### [Source passage]
==========

An original recipe from Philippe Chavent of the Tour Rose in Lyon, France.

This recipe was the focus of a little cooking class and tasting for the wives of heads of state and government. Now Mesdames Chirac, Clinton, Hashimoto, Prodi, Santer and Chrétien know the secrets of this dish! We're sharing them with you, too, so that you can serve the same first course as was presented at the magnificent dinner at the G7 summit in Lyon.

Ingredients
Ingredients for 4 servings
- 150 g (5 oz.) raw duck Foie gras or goose liver (per serving)
- 1 Saint-Jean Black Truffle, 30-40 g (1 to 1 1/2 oz.)
- 2 tbsp. heavy cream
- 2 lemons
- Salt and pepper
Method

Preparing the artichokes

  1. using a paring knife, peel the artichokes after having:
    • broken off the stems to remove the fibers that could remain in the heart
    • trimmed off all the leaves from the flat side of the artichoke; 
    • removed the remaining leaves by sliding a knife between the leaves and the heart; cut the remaining leaves off the top so that the choke shows through;
  2. trim the artichoke hearts so that they are even; rub them with lemon juice; place into cold water with some lemon juice to prevent them from darkening; 
  3. place in a nonreactive pot in water with some lemon juice; season and cook for 15-20 minutes.

==========

### [Brief]
Reproduce the foie gras and artichoke recipe above in full, word for word.

### [Data rows]
==========

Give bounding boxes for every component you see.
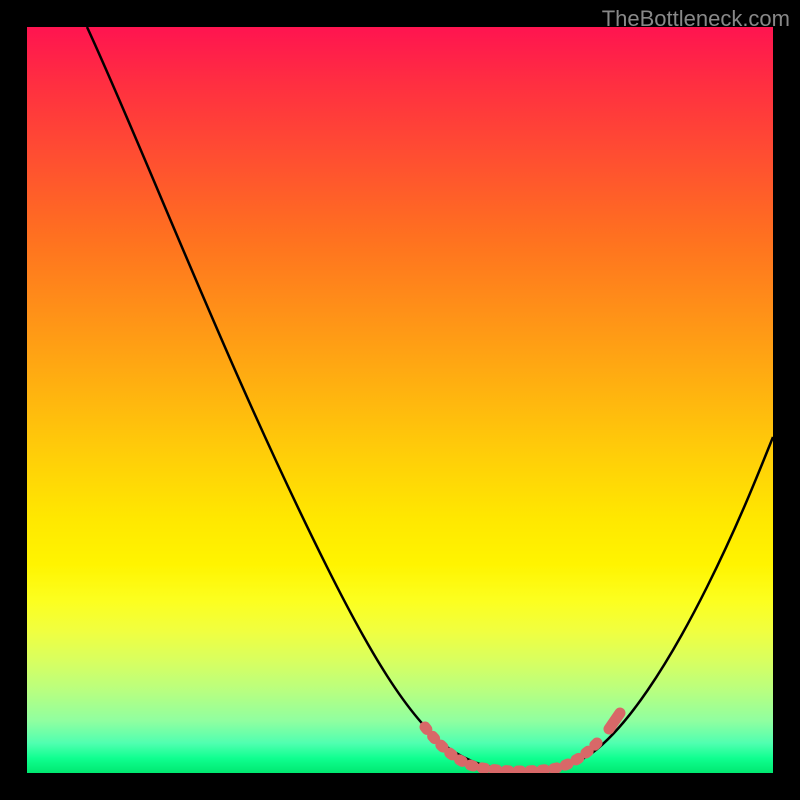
watermark-text: TheBottleneck.com: [602, 6, 790, 32]
bottleneck-curve-line: [87, 27, 773, 771]
valley-highlight-segment: [425, 727, 597, 771]
bottleneck-chart: [27, 27, 773, 773]
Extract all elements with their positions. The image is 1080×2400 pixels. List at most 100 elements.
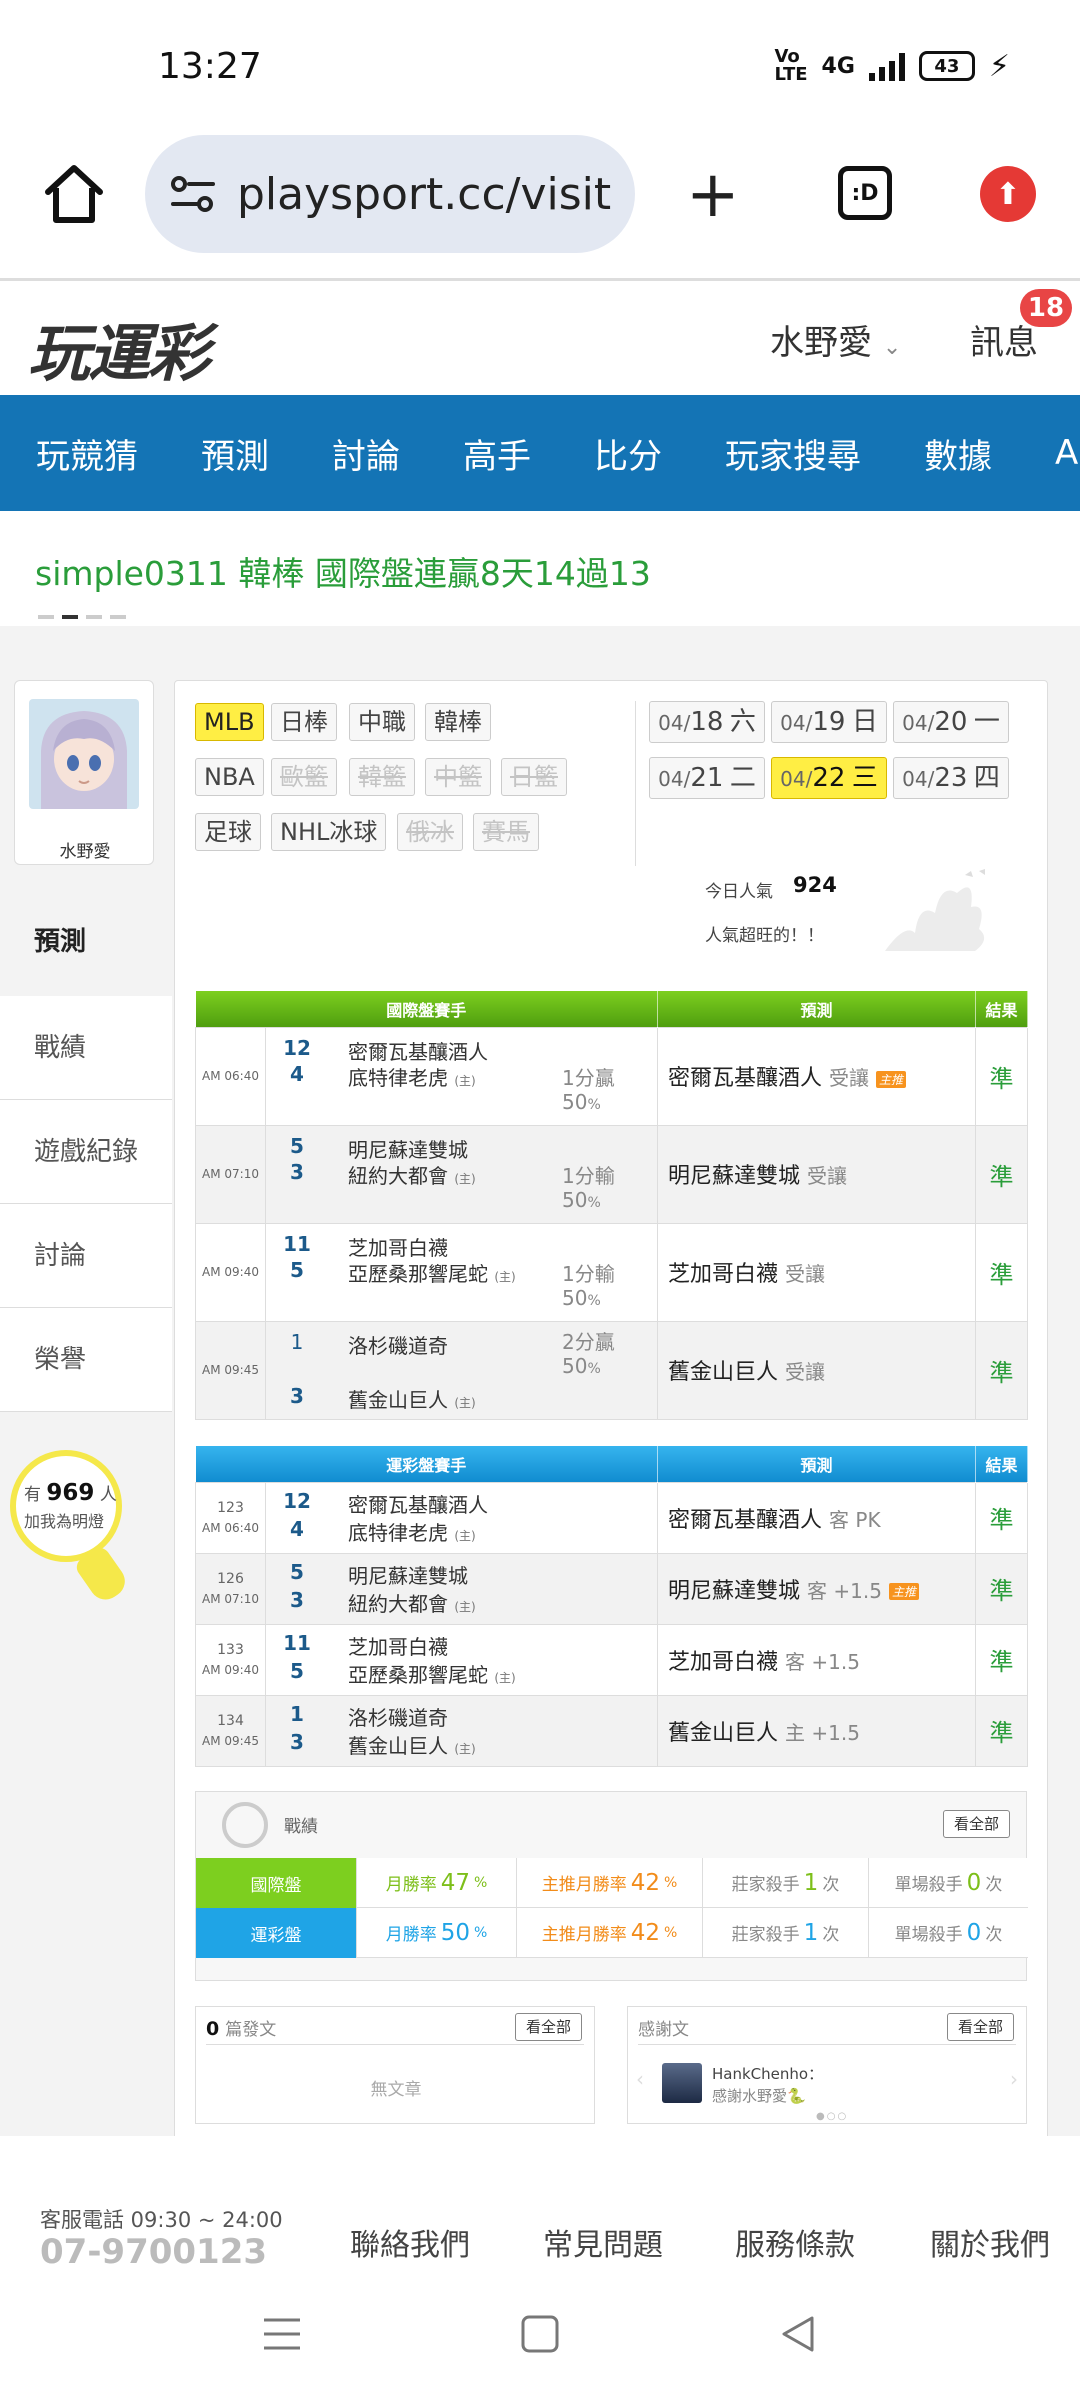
table-row: AM 09:45 1 3 洛杉磯道奇 舊金山巨人 (主) 2分贏 50% 舊金山巨… xyxy=(195,1320,1029,1420)
nav-item-scores[interactable]: 比分 xyxy=(594,429,662,478)
follow-lamp-button[interactable]: 有 969 人 加我為明燈 xyxy=(10,1450,140,1606)
lottery-prediction-table: 運彩盤賽手 預測 結果 123 AM 06:40 12 4 密爾瓦基釀酒人 底特律… xyxy=(195,1446,1029,1767)
view-all-articles-button[interactable]: 看全部 xyxy=(514,2013,582,2041)
home-icon[interactable] xyxy=(40,160,108,228)
away-team[interactable]: 芝加哥白襪 xyxy=(348,1232,448,1261)
site-header: 玩運彩 水野愛 ⌄ 訊息 18 xyxy=(0,281,1080,395)
league-tag-mlb[interactable]: MLB xyxy=(195,703,264,741)
away-team[interactable]: 密爾瓦基釀酒人 xyxy=(348,1036,488,1065)
match-cell: 5 3 明尼蘇達雙城 紐約大都會 (主) 1分輸 50% xyxy=(264,1124,659,1224)
result-cell: 準 xyxy=(975,1026,1029,1126)
game-number-time: 123 AM 06:40 xyxy=(195,1481,266,1554)
date-button[interactable]: 04/19 日 xyxy=(771,701,887,743)
away-team[interactable]: 明尼蘇達雙城 xyxy=(348,1134,468,1163)
away-score: 5 xyxy=(290,1133,304,1158)
home-team[interactable]: 底特律老虎 (主) xyxy=(348,1517,476,1546)
chevron-left-icon[interactable]: ‹ xyxy=(636,2067,644,2091)
date-button[interactable]: 04/20 一 xyxy=(893,701,1009,743)
empty-articles-text: 無文章 xyxy=(370,2080,422,2100)
thanks-user[interactable]: HankChenho： xyxy=(712,2063,823,2084)
pager-dot-active[interactable] xyxy=(62,615,78,619)
home-team[interactable]: 底特律老虎 (主) xyxy=(348,1062,476,1091)
nav-item-experts[interactable]: 高手 xyxy=(463,429,531,478)
home-team[interactable]: 亞歷桑那響尾蛇 (主) xyxy=(348,1258,516,1287)
away-team[interactable]: 芝加哥白襪 xyxy=(348,1631,448,1660)
home-team[interactable]: 紐約大都會 (主) xyxy=(348,1160,476,1189)
league-tag-nba[interactable]: NBA xyxy=(195,758,264,796)
league-tag-nhl[interactable]: NHL冰球 xyxy=(271,813,387,851)
match-cell: 5 3 明尼蘇達雙城 紐約大都會 (主) xyxy=(264,1552,659,1625)
league-tag-horse-racing: 賽馬 xyxy=(473,813,539,851)
away-team[interactable]: 洛杉磯道奇 xyxy=(348,1330,448,1359)
home-square-icon[interactable] xyxy=(516,2310,564,2358)
away-team[interactable]: 明尼蘇達雙城 xyxy=(348,1560,468,1589)
side-item-discuss[interactable]: 討論 xyxy=(0,1204,172,1308)
pager-dot[interactable] xyxy=(38,615,54,619)
nav-item-predict[interactable]: 預測 xyxy=(201,429,269,478)
home-team[interactable]: 紐約大都會 (主) xyxy=(348,1588,476,1617)
thanks-widget: 感謝文 看全部 ‹ HankChenho： 感謝水野愛🐍 › ●○○ xyxy=(627,2006,1027,2124)
update-arrow-icon[interactable]: ⬆ xyxy=(980,166,1036,222)
nav-item-discuss[interactable]: 討論 xyxy=(332,429,400,478)
tab-switcher-button[interactable]: :D xyxy=(838,166,892,220)
date-button[interactable]: 04/21 二 xyxy=(649,757,765,799)
home-team[interactable]: 舊金山巨人 (主) xyxy=(348,1384,476,1413)
pager-dot[interactable] xyxy=(86,615,102,619)
spread-outcome: 1分贏 50% xyxy=(562,1065,615,1114)
away-score: 11 xyxy=(283,1630,311,1655)
game-time: AM 09:45 xyxy=(195,1320,266,1420)
new-tab-icon[interactable]: + xyxy=(686,163,740,227)
site-logo[interactable]: 玩運彩 xyxy=(28,303,210,393)
user-name: 水野愛 xyxy=(770,323,872,363)
league-tag-korea-basketball: 韓籃 xyxy=(349,758,415,796)
home-team[interactable]: 舊金山巨人 (主) xyxy=(348,1730,476,1759)
league-tag-kbo[interactable]: 韓棒 xyxy=(425,703,491,741)
chevron-right-icon[interactable]: › xyxy=(1010,2067,1018,2091)
side-item-predict[interactable]: 預測 xyxy=(0,890,172,996)
view-all-record-button[interactable]: 看全部 xyxy=(942,1810,1010,1838)
footer-link-faq[interactable]: 常見問題 xyxy=(543,2220,663,2264)
league-tag-soccer[interactable]: 足球 xyxy=(195,813,261,851)
table-header: 國際盤賽手 xyxy=(195,991,659,1027)
game-time: AM 06:40 xyxy=(195,1026,266,1126)
date-button[interactable]: 04/18 六 xyxy=(649,701,765,743)
date-button-selected[interactable]: 04/22 三 xyxy=(771,757,887,799)
date-button[interactable]: 04/23 四 xyxy=(893,757,1009,799)
pager-dot[interactable] xyxy=(110,615,126,619)
menu-icon[interactable] xyxy=(258,2310,306,2358)
user-menu[interactable]: 水野愛 ⌄ xyxy=(770,315,901,364)
footer-link-contact[interactable]: 聯絡我們 xyxy=(350,2220,470,2264)
prediction-cell: 芝加哥白襪 受讓 xyxy=(657,1222,977,1322)
nav-item-guess[interactable]: 玩競猜 xyxy=(36,429,138,478)
home-team[interactable]: 亞歷桑那響尾蛇 (主) xyxy=(348,1659,516,1688)
away-team[interactable]: 洛杉磯道奇 xyxy=(348,1702,448,1731)
footer-link-terms[interactable]: 服務條款 xyxy=(735,2220,855,2264)
nav-item-player-search[interactable]: 玩家搜尋 xyxy=(725,429,861,478)
league-tag-npb[interactable]: 日棒 xyxy=(271,703,337,741)
nav-item-app[interactable]: APP xyxy=(1055,433,1080,473)
target-icon xyxy=(222,1802,268,1848)
side-item-honor[interactable]: 榮譽 xyxy=(0,1308,172,1412)
home-score: 4 xyxy=(290,1061,304,1086)
away-team[interactable]: 密爾瓦基釀酒人 xyxy=(348,1489,488,1518)
record-row-label: 國際盤 xyxy=(196,1858,356,1908)
browser-toolbar: playsport.cc/visit + :D ⬆ xyxy=(0,130,1080,278)
home-score: 5 xyxy=(290,1257,304,1282)
side-item-record[interactable]: 戰績 xyxy=(0,996,172,1100)
marquee-text[interactable]: simple0311 韓棒 國際盤連贏8天14過13 xyxy=(35,547,651,595)
nav-item-data[interactable]: 數據 xyxy=(924,429,992,478)
avatar-card[interactable]: 水野愛 xyxy=(14,680,154,865)
back-icon[interactable] xyxy=(774,2310,822,2358)
side-item-game-log[interactable]: 遊戲紀錄 xyxy=(0,1100,172,1204)
intl-prediction-table: 國際盤賽手 預測 結果 AM 06:40 12 4 密爾瓦基釀酒人 底特律老虎 … xyxy=(195,991,1029,1420)
league-tag-china-basketball: 中籃 xyxy=(425,758,491,796)
site-settings-icon[interactable] xyxy=(167,168,219,220)
prediction-cell: 明尼蘇達雙城 客 +1.5 主推 xyxy=(657,1552,977,1625)
league-tag-cpbl[interactable]: 中職 xyxy=(349,703,415,741)
footer-link-about[interactable]: 關於我們 xyxy=(930,2220,1050,2264)
popularity-note: 人氣超旺的！！ xyxy=(705,926,824,946)
view-all-thanks-button[interactable]: 看全部 xyxy=(946,2013,1014,2041)
address-bar[interactable]: playsport.cc/visit xyxy=(145,135,635,253)
away-score: 12 xyxy=(283,1035,311,1060)
avatar-name: 水野愛 xyxy=(59,842,111,862)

==========

### [Exercise solution]
An original recipe from Philippe Chavent of the Tour Rose in Lyon, France.

This recipe was the focus of a little cooking class and tasting for the wives of heads of state and government. Now Mesdames Chirac, Clinton, Hashimoto, Prodi, Santer and Chrétien know the secrets of this dish! We're sharing them with you, too, so that you can serve the same first course as was presented at the magnificent dinner at the G7 summit in Lyon.

Ingredients
Ingredients for 4 servings
- 150 g (5 oz.) raw duck Foie gras or goose liver (per serving)
- 1 Saint-Jean Black Truffle, 30-40 g (1 to 1 1/2 oz.)
- 2 tbsp. heavy cream
- 2 lemons
- Salt and pepper
Method

Preparing the artichokes

  1. using a paring knife, peel the artichokes after having:
    • broken off the stems to remove the fibers that could remain in the heart
    • trimmed off all the leaves from the flat side of the artichoke; 
    • removed the remaining leaves by sliding a knife between the leaves and the heart; cut the remaining leaves off the top so that the choke shows through;
  2. trim the artichoke hearts so that they are even; rub them with lemon juice; place into cold water with some lemon juice to prevent them from darkening; 
  3. place in a nonreactive pot in water with some lemon juice; season and cook for 15-20 minutes.